• Written task: Where does the string "Valparaíso" appear in the records? Copy every line that contains it.

• Dataset excerpts:

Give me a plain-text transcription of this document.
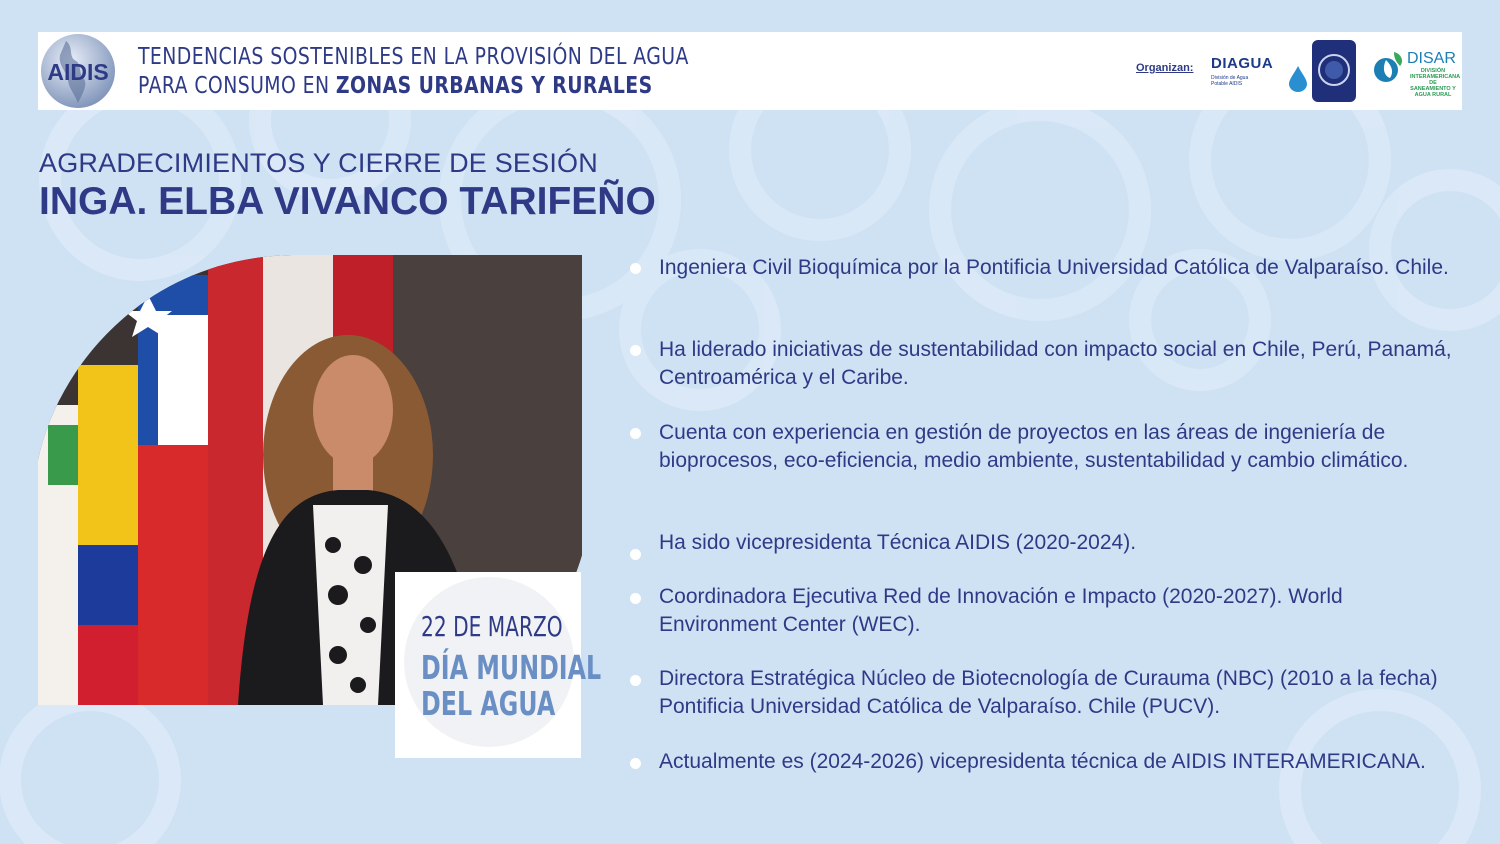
AIDIS
TENDENCIAS SOSTENIBLES EN LA PROVISIÓN DEL AGUA
PARA CONSUMO EN ZONAS URBANAS Y RURALES
Organizan: DIAGUA
División de Agua Potable AIDIS
DISAR
DIVISIÓN INTERAMERICANA DE SANEAMIENTO Y AGUA RURAL
AGRADECIMIENTOS Y CIERRE DE SESIÓN
INGA. ELBA VIVANCO TARIFEÑO
22 DE MARZO
DÍA MUNDIAL
DEL AGUA
Ingeniera Civil Bioquímica por la Pontificia Universidad Católica de Valparaíso. Chile.
Ha liderado iniciativas de sustentabilidad con impacto social en Chile, Perú, Panamá, Centroamérica y el Caribe.
Cuenta con experiencia en gestión de proyectos en las áreas de ingeniería de bioprocesos, eco-eficiencia, medio ambiente, sustentabilidad y cambio climático.
Ha sido vicepresidenta Técnica AIDIS (2020-2024).
Coordinadora Ejecutiva Red de Innovación e Impacto (2020-2027). World Environment Center (WEC).
Directora Estratégica Núcleo de Biotecnología de Curauma (NBC) (2010 a la fecha) Pontificia Universidad Católica de Valparaíso. Chile (PUCV).
Actualmente es (2024-2026) vicepresidenta técnica de AIDIS INTERAMERICANA.
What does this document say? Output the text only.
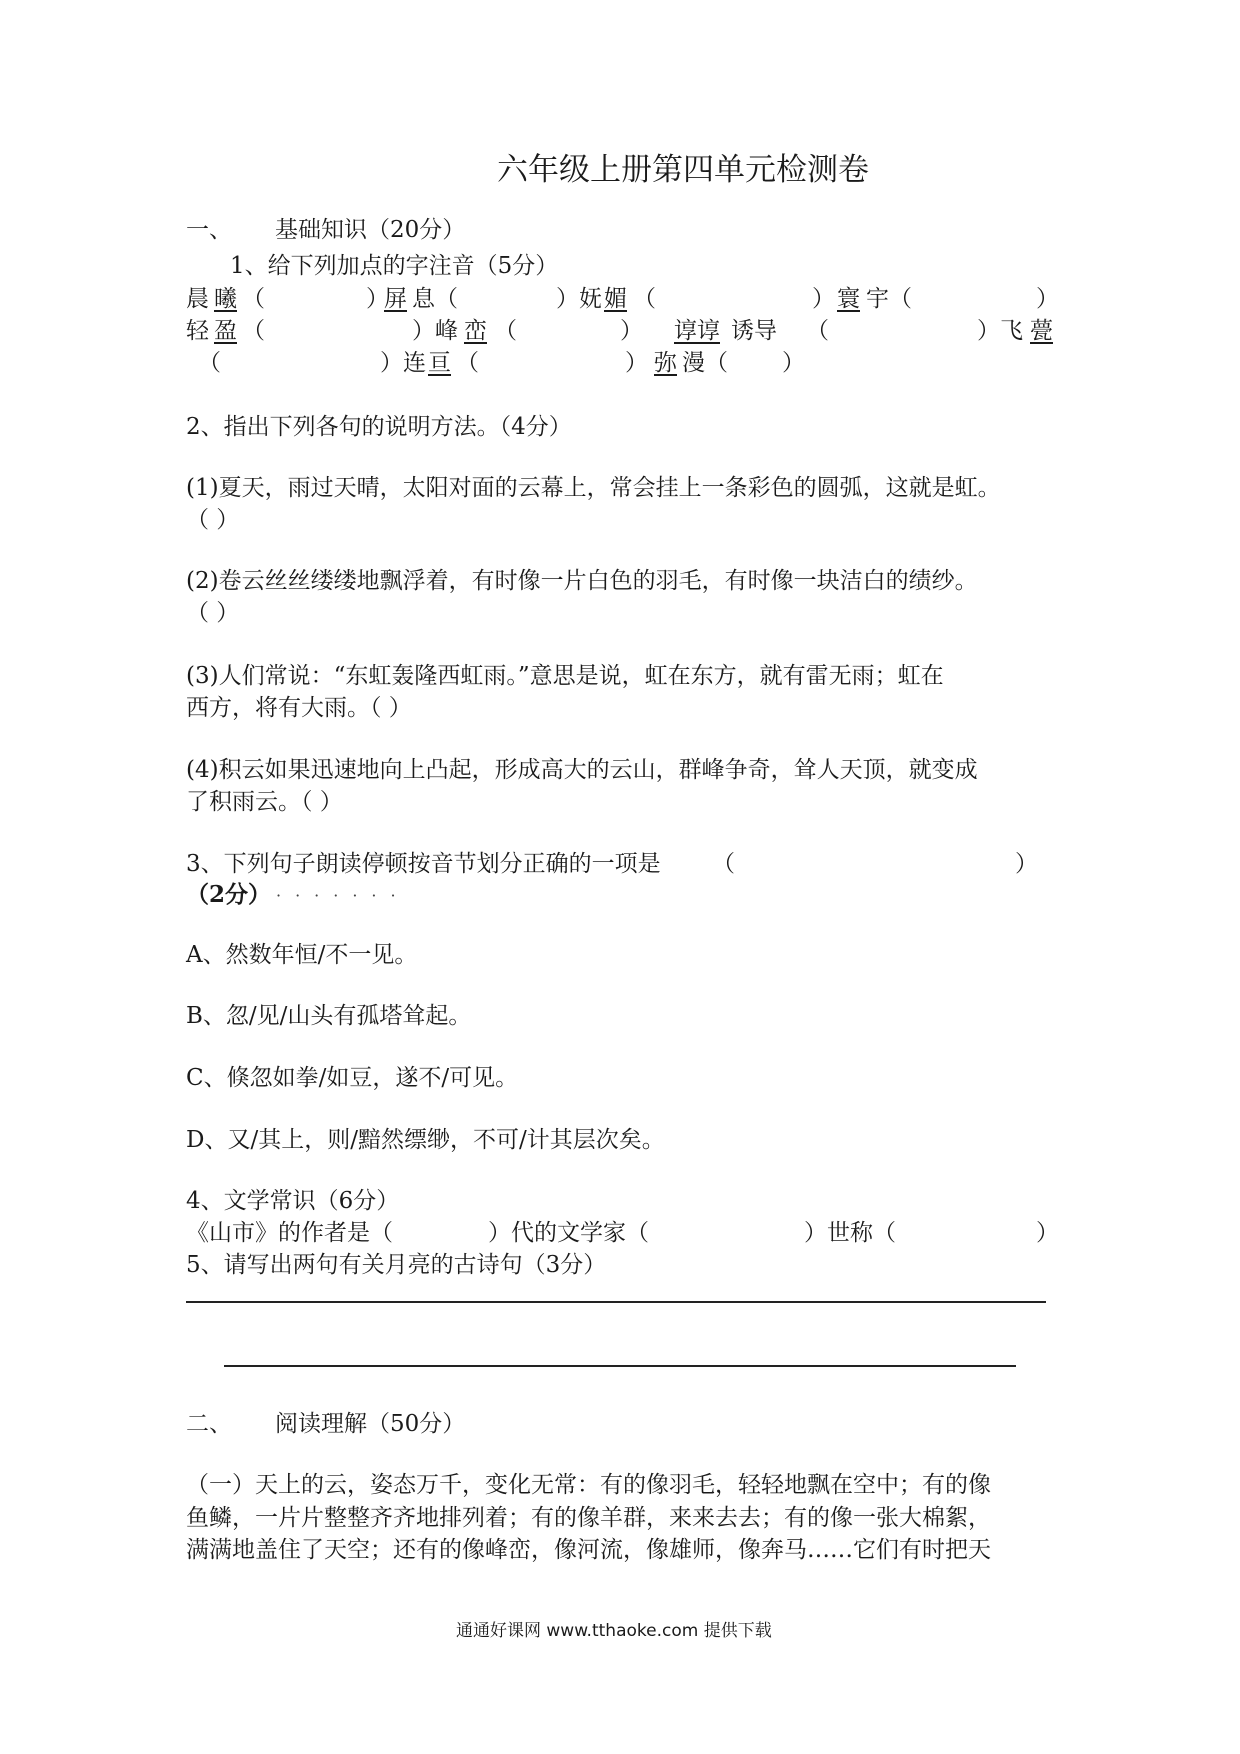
六年级上册第四单元检测卷
一、 基础知识（20分）
1、给下列加点的字注音（5分）
晨 曦 （	）
屏 息（	）妩 媚 （	） 寰 宇（	）
轻 盈 （	）峰 峦 （	） 谆谆 诱导 （	）飞 甍
（	）连 亘 （	） 弥 漫（ ）
2、指出下列各句的说明方法。（4分）
(1)夏天，雨过天晴，太阳对面的云幕上，常会挂上一条彩色的圆弧，这就是虹。
（ ）
(2)卷云丝丝缕缕地飘浮着，有时像一片白色的羽毛，有时像一块洁白的绩纱。
（ ）
(3)人们常说：“东虹轰隆西虹雨。”意思是说，虹在东方，就有雷无雨；虹在
西方，将有大雨。（ ）
(4)积云如果迅速地向上凸起，形成高大的云山，群峰争奇，耸人天顶，就变成
了积雨云。（ ）
3、下列句子朗读停顿按音节划分正确的一项是 （	）
（2分） ·······
A、然数年恒/不一见。
B、忽/见/山头有孤塔耸起。
C、倏忽如拳/如豆，遂不/可见。
D、又/其上，则/黯然缥缈，不可/计其层次矣。
4、文学常识（6分）
《山市》的作者是（	）代的文学家（	）世称（	）
5、请写出两句有关月亮的古诗句（3分）
二、 阅读理解（50分）
（一）天上的云，姿态万千，变化无常：有的像羽毛，轻轻地飘在空中；有的像
鱼鳞，一片片整整齐齐地排列着；有的像羊群，来来去去；有的像一张大棉絮，
满满地盖住了天空；还有的像峰峦，像河流，像雄师，像奔马……它们有时把天
通通好课网 www.tthaoke.com 提供下载
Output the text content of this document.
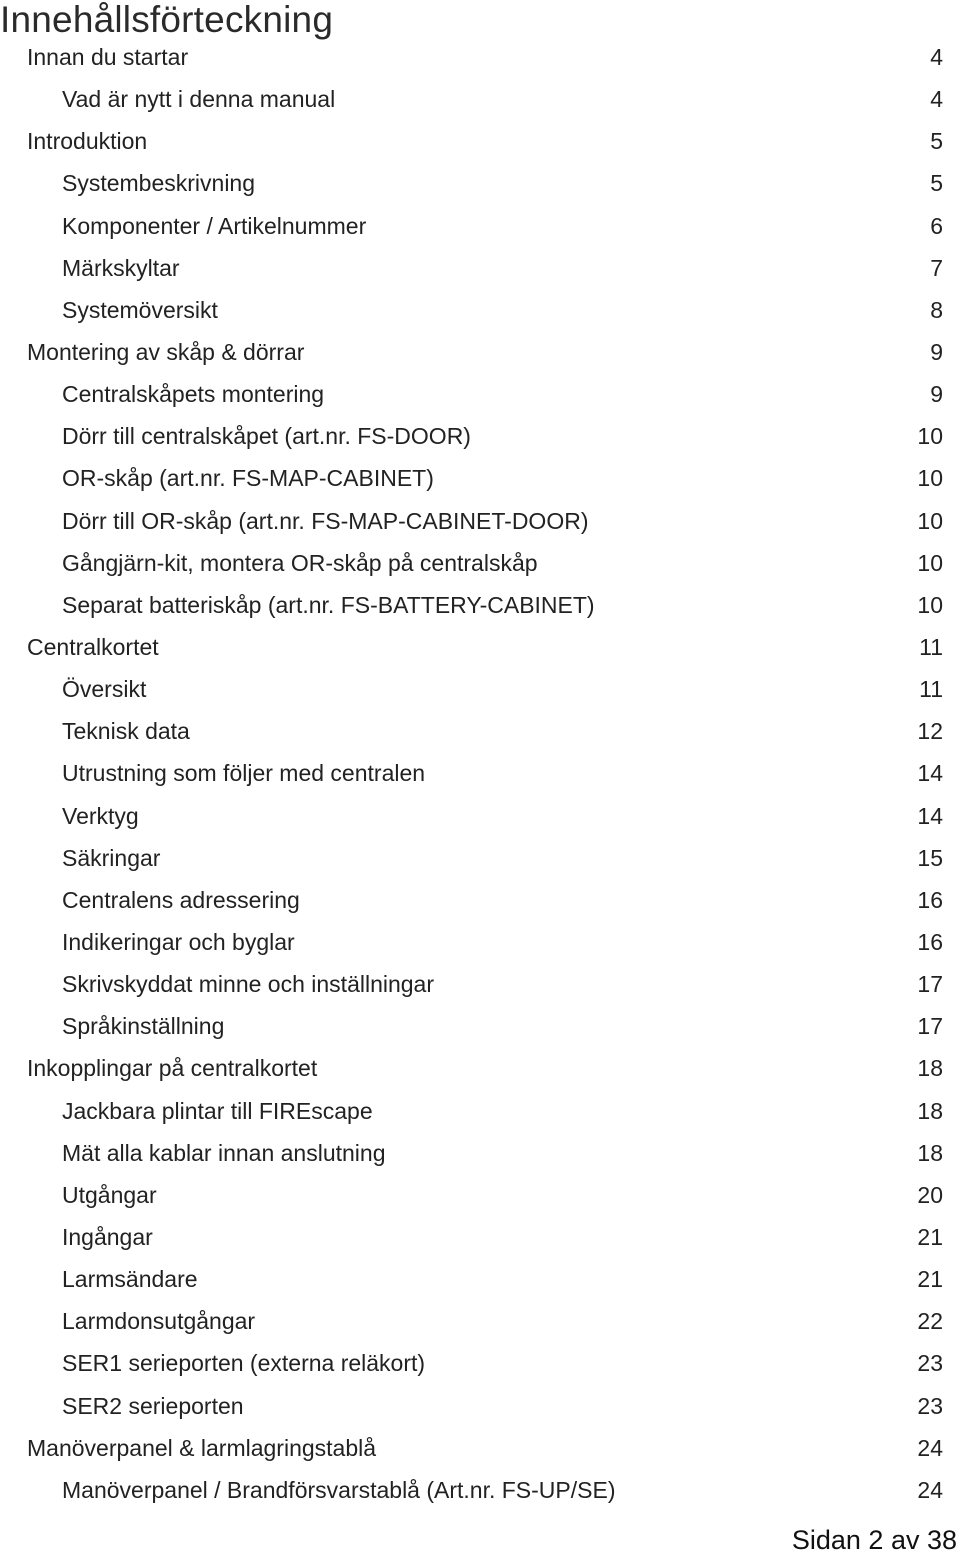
Innehållsförteckning
Innan du startar	4
Vad är nytt i denna manual	4
Introduktion	5
Systembeskrivning	5
Komponenter / Artikelnummer	6
Märkskyltar	7
Systemöversikt	8
Montering av skåp & dörrar	9
Centralskåpets montering	9
Dörr till centralskåpet (art.nr. FS-DOOR)	10
OR-skåp (art.nr. FS-MAP-CABINET)	10
Dörr till OR-skåp (art.nr. FS-MAP-CABINET-DOOR)	10
Gångjärn-kit, montera OR-skåp på centralskåp	10
Separat batteriskåp (art.nr. FS-BATTERY-CABINET)	10
Centralkortet	11
Översikt	11
Teknisk data	12
Utrustning som följer med centralen	14
Verktyg	14
Säkringar	15
Centralens adressering	16
Indikeringar och byglar	16
Skrivskyddat minne och inställningar	17
Språkinställning	17
Inkopplingar på centralkortet	18
Jackbara plintar till FIREscape	18
Mät alla kablar innan anslutning	18
Utgångar	20
Ingångar	21
Larmsändare	21
Larmdonsutgångar	22
SER1 serieporten (externa reläkort)	23
SER2 serieporten	23
Manöverpanel & larmlagringstablå	24
Manöverpanel / Brandförsvarstablå (Art.nr. FS-UP/SE)	24
Sidan 2 av 38
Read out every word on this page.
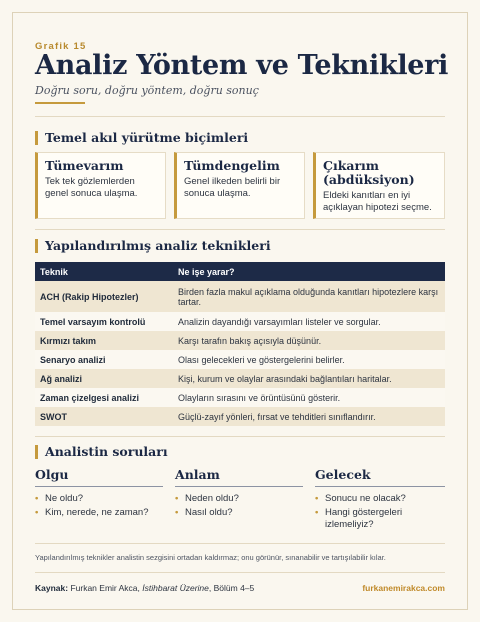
Grafik 15
Analiz Yöntem ve Teknikleri
Doğru soru, doğru yöntem, doğru sonuç
Temel akıl yürütme biçimleri
Tümevarım

Tek tek gözlemlerden genel sonuca ulaşma.

Tümdengelim

Genel ilkeden belirli bir sonuca ulaşma.

Çıkarım (abdüksiyon)

Eldeki kanıtları en iyi açıklayan hipotezi seçme.

Yapılandırılmış analiz teknikleri
Teknik	Ne işe yarar?
ACH (Rakip Hipotezler)	Birden fazla makul açıklama olduğunda kanıtları hipotezlere karşı tartar.
Temel varsayım kontrolü	Analizin dayandığı varsayımları listeler ve sorgular.
Kırmızı takım	Karşı tarafın bakış açısıyla düşünür.
Senaryo analizi	Olası gelecekleri ve göstergelerini belirler.
Ağ analizi	Kişi, kurum ve olaylar arasındaki bağlantıları haritalar.
Zaman çizelgesi analizi	Olayların sırasını ve örüntüsünü gösterir.
SWOT	Güçlü-zayıf yönleri, fırsat ve tehditleri sınıflandırır.
Analistin soruları
Olgu
• Ne oldu?
• Kim, nerede, ne zaman?
Anlam
• Neden oldu?
• Nasıl oldu?
Gelecek
• Sonucu ne olacak?
• Hangi göstergeleri izlemeliyiz?
Yapılandırılmış teknikler analistin sezgisini ortadan kaldırmaz; onu görünür, sınanabilir ve tartışılabilir kılar.
Kaynak: Furkan Emir Akca, İstihbarat Üzerine, Bölüm 4–5	furkanemirakca.com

• Expected answer:
Ingeniera Civil Bioquímica por la Pontificia Universidad Católica de Valparaíso. Chile.
Directora Estratégica Núcleo de Biotecnología de Curauma (NBC) (2010 a la fecha) Pontificia Universidad Católica de Valparaíso. Chile (PUCV).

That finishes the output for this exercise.